GIVEN EXERCISE:
Show only lines that include "Notebook".

DATA FOR THIS TASK:
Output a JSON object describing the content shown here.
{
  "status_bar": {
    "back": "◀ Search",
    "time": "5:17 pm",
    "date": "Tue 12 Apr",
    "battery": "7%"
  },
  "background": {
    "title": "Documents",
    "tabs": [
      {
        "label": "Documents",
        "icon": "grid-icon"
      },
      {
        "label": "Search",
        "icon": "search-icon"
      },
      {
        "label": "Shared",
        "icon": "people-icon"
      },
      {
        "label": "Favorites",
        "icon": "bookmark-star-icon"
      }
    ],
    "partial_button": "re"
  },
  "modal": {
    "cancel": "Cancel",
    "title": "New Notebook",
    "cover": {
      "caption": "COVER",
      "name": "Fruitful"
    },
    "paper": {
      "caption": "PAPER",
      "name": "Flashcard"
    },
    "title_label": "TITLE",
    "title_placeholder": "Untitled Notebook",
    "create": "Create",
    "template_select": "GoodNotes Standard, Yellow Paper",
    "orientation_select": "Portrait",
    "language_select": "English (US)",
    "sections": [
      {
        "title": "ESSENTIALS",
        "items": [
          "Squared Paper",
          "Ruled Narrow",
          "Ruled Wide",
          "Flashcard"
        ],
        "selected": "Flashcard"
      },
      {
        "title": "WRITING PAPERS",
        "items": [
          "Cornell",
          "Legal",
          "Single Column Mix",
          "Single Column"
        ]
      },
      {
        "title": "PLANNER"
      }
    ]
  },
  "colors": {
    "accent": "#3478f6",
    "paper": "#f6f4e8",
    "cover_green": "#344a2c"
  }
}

* * *

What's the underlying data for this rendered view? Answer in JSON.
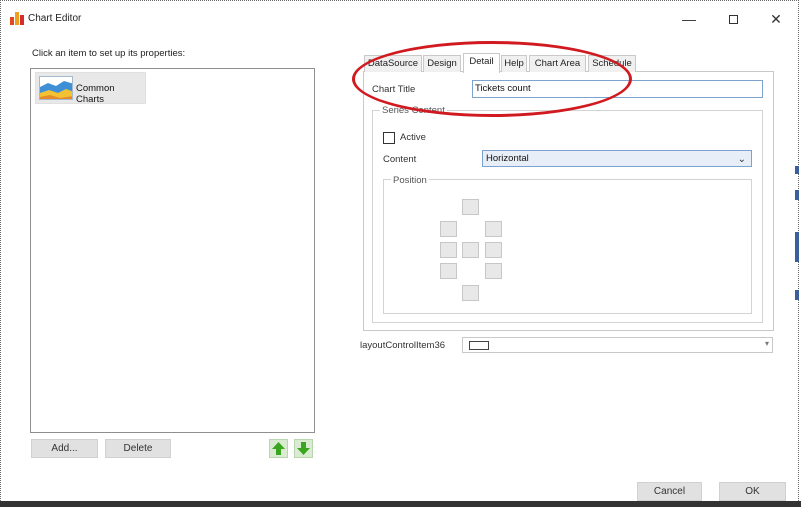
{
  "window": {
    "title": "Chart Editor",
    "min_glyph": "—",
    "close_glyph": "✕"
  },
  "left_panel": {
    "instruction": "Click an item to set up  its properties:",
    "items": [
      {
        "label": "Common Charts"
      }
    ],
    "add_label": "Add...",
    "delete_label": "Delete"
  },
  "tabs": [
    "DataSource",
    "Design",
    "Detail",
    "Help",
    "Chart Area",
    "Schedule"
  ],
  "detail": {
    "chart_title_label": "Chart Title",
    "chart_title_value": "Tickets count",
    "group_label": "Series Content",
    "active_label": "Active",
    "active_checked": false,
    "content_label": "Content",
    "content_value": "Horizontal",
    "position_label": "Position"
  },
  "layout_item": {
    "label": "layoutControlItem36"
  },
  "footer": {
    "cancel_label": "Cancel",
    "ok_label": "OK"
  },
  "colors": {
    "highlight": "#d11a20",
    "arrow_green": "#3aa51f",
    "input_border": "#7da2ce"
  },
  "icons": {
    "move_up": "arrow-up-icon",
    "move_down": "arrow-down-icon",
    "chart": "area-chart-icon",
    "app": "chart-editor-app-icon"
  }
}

ANSWER TO THIS PROBLEM:
    "title": "New Notebook",
    "title_placeholder": "Untitled Notebook",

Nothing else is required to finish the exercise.